§ EXERCISE DESCRIPTION:
Write every record out again exactly, and keep images out of it.
━━━━━ INFORMATION GIVEN ━━━━━
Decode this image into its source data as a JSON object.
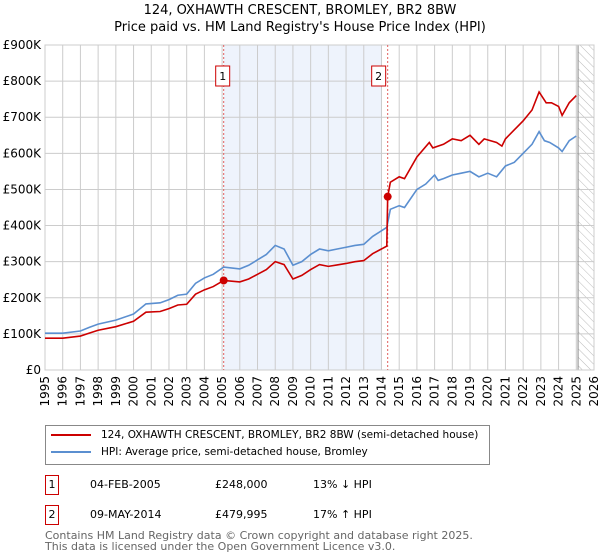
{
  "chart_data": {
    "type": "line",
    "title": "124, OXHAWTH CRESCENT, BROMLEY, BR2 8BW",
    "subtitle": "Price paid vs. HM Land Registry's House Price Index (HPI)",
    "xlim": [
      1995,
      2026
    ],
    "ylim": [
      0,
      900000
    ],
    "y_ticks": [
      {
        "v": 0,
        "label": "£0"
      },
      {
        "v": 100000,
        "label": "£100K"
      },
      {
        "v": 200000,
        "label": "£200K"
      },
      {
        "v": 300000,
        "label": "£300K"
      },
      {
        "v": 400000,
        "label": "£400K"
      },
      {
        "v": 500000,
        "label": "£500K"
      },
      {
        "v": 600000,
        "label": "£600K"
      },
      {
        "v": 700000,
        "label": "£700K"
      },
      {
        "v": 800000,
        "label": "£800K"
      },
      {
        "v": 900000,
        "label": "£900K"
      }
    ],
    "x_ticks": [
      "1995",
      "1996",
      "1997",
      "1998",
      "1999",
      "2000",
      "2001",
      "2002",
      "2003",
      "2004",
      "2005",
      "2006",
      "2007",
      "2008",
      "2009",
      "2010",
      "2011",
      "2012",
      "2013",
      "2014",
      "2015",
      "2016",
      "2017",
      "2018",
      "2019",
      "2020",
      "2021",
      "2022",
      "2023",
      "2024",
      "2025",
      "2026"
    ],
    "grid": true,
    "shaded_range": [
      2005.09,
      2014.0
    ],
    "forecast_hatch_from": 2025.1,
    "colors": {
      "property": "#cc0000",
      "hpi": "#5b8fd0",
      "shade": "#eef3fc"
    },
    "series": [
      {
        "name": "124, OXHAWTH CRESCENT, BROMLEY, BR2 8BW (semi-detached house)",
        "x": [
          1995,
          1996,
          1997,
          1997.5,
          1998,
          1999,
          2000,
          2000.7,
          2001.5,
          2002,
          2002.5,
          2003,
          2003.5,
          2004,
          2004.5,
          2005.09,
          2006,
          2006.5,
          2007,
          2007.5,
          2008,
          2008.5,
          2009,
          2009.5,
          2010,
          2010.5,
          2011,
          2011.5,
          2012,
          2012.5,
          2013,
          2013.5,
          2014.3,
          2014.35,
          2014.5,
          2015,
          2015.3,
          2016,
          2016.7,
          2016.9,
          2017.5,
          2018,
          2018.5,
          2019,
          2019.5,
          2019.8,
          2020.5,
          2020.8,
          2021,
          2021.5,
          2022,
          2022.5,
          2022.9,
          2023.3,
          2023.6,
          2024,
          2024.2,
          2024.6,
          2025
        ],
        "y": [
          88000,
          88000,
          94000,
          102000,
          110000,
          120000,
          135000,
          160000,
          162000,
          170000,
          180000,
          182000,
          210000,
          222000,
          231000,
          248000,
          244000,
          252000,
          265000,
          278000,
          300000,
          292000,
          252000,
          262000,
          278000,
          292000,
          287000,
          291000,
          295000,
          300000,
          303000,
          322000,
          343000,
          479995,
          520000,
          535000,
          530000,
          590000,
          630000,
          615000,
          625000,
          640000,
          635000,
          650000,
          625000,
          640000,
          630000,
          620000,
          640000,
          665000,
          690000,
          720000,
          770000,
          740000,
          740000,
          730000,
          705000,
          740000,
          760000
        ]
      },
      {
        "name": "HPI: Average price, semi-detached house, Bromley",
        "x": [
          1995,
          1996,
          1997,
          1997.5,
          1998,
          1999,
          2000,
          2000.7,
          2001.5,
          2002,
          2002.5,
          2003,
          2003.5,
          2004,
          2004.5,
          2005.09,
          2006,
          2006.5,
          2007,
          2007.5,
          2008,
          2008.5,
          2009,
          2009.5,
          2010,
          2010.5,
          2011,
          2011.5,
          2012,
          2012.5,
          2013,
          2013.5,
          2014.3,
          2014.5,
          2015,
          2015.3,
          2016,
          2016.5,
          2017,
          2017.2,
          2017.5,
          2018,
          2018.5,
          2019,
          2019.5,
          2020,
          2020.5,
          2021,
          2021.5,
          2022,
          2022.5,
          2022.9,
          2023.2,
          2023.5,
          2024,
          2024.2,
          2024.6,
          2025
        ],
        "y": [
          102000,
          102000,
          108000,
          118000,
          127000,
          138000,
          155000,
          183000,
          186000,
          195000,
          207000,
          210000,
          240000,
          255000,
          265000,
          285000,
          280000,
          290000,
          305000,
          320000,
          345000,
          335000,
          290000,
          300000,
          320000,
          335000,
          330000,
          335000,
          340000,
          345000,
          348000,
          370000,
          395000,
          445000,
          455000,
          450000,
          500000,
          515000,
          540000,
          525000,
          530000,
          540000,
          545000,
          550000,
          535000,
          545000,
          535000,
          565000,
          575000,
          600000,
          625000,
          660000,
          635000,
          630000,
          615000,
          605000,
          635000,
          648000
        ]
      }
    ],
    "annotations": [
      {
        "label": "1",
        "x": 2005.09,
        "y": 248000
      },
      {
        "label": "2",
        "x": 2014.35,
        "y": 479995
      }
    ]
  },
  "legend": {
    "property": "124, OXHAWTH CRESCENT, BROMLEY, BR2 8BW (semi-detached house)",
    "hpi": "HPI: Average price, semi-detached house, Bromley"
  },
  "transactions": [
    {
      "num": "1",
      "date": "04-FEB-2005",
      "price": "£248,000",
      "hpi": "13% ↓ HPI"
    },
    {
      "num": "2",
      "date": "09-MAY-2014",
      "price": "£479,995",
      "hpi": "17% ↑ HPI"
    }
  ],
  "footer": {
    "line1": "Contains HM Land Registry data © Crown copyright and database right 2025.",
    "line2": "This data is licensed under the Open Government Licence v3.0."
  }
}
━━━━━
§ TASK SOLUTION:
Decode this image into its source data as a JSON object.
{
  "chart_data": {
    "type": "line",
    "title": "124, OXHAWTH CRESCENT, BROMLEY, BR2 8BW",
    "subtitle": "Price paid vs. HM Land Registry's House Price Index (HPI)",
    "xlim": [
      1995,
      2026
    ],
    "ylim": [
      0,
      900000
    ],
    "y_ticks": [
      {
        "v": 0,
        "label": "£0"
      },
      {
        "v": 100000,
        "label": "£100K"
      },
      {
        "v": 200000,
        "label": "£200K"
      },
      {
        "v": 300000,
        "label": "£300K"
      },
      {
        "v": 400000,
        "label": "£400K"
      },
      {
        "v": 500000,
        "label": "£500K"
      },
      {
        "v": 600000,
        "label": "£600K"
      },
      {
        "v": 700000,
        "label": "£700K"
      },
      {
        "v": 800000,
        "label": "£800K"
      },
      {
        "v": 900000,
        "label": "£900K"
      }
    ],
    "x_ticks": [
      "1995",
      "1996",
      "1997",
      "1998",
      "1999",
      "2000",
      "2001",
      "2002",
      "2003",
      "2004",
      "2005",
      "2006",
      "2007",
      "2008",
      "2009",
      "2010",
      "2011",
      "2012",
      "2013",
      "2014",
      "2015",
      "2016",
      "2017",
      "2018",
      "2019",
      "2020",
      "2021",
      "2022",
      "2023",
      "2024",
      "2025",
      "2026"
    ],
    "grid": true,
    "shaded_range": [
      2005.09,
      2014.0
    ],
    "forecast_hatch_from": 2025.1,
    "colors": {
      "property": "#cc0000",
      "hpi": "#5b8fd0",
      "shade": "#eef3fc"
    },
    "series": [
      {
        "name": "124, OXHAWTH CRESCENT, BROMLEY, BR2 8BW (semi-detached house)",
        "x": [
          1995,
          1996,
          1997,
          1997.5,
          1998,
          1999,
          2000,
          2000.7,
          2001.5,
          2002,
          2002.5,
          2003,
          2003.5,
          2004,
          2004.5,
          2005.09,
          2006,
          2006.5,
          2007,
          2007.5,
          2008,
          2008.5,
          2009,
          2009.5,
          2010,
          2010.5,
          2011,
          2011.5,
          2012,
          2012.5,
          2013,
          2013.5,
          2014.3,
          2014.35,
          2014.5,
          2015,
          2015.3,
          2016,
          2016.7,
          2016.9,
          2017.5,
          2018,
          2018.5,
          2019,
          2019.5,
          2019.8,
          2020.5,
          2020.8,
          2021,
          2021.5,
          2022,
          2022.5,
          2022.9,
          2023.3,
          2023.6,
          2024,
          2024.2,
          2024.6,
          2025
        ],
        "y": [
          88000,
          88000,
          94000,
          102000,
          110000,
          120000,
          135000,
          160000,
          162000,
          170000,
          180000,
          182000,
          210000,
          222000,
          231000,
          248000,
          244000,
          252000,
          265000,
          278000,
          300000,
          292000,
          252000,
          262000,
          278000,
          292000,
          287000,
          291000,
          295000,
          300000,
          303000,
          322000,
          343000,
          479995,
          520000,
          535000,
          530000,
          590000,
          630000,
          615000,
          625000,
          640000,
          635000,
          650000,
          625000,
          640000,
          630000,
          620000,
          640000,
          665000,
          690000,
          720000,
          770000,
          740000,
          740000,
          730000,
          705000,
          740000,
          760000
        ]
      },
      {
        "name": "HPI: Average price, semi-detached house, Bromley",
        "x": [
          1995,
          1996,
          1997,
          1997.5,
          1998,
          1999,
          2000,
          2000.7,
          2001.5,
          2002,
          2002.5,
          2003,
          2003.5,
          2004,
          2004.5,
          2005.09,
          2006,
          2006.5,
          2007,
          2007.5,
          2008,
          2008.5,
          2009,
          2009.5,
          2010,
          2010.5,
          2011,
          2011.5,
          2012,
          2012.5,
          2013,
          2013.5,
          2014.3,
          2014.5,
          2015,
          2015.3,
          2016,
          2016.5,
          2017,
          2017.2,
          2017.5,
          2018,
          2018.5,
          2019,
          2019.5,
          2020,
          2020.5,
          2021,
          2021.5,
          2022,
          2022.5,
          2022.9,
          2023.2,
          2023.5,
          2024,
          2024.2,
          2024.6,
          2025
        ],
        "y": [
          102000,
          102000,
          108000,
          118000,
          127000,
          138000,
          155000,
          183000,
          186000,
          195000,
          207000,
          210000,
          240000,
          255000,
          265000,
          285000,
          280000,
          290000,
          305000,
          320000,
          345000,
          335000,
          290000,
          300000,
          320000,
          335000,
          330000,
          335000,
          340000,
          345000,
          348000,
          370000,
          395000,
          445000,
          455000,
          450000,
          500000,
          515000,
          540000,
          525000,
          530000,
          540000,
          545000,
          550000,
          535000,
          545000,
          535000,
          565000,
          575000,
          600000,
          625000,
          660000,
          635000,
          630000,
          615000,
          605000,
          635000,
          648000
        ]
      }
    ],
    "annotations": [
      {
        "label": "1",
        "x": 2005.09,
        "y": 248000
      },
      {
        "label": "2",
        "x": 2014.35,
        "y": 479995
      }
    ]
  },
  "legend": {
    "property": "124, OXHAWTH CRESCENT, BROMLEY, BR2 8BW (semi-detached house)",
    "hpi": "HPI: Average price, semi-detached house, Bromley"
  },
  "transactions": [
    {
      "num": "1",
      "date": "04-FEB-2005",
      "price": "£248,000",
      "hpi": "13% ↓ HPI"
    },
    {
      "num": "2",
      "date": "09-MAY-2014",
      "price": "£479,995",
      "hpi": "17% ↑ HPI"
    }
  ],
  "footer": {
    "line1": "Contains HM Land Registry data © Crown copyright and database right 2025.",
    "line2": "This data is licensed under the Open Government Licence v3.0."
  }
}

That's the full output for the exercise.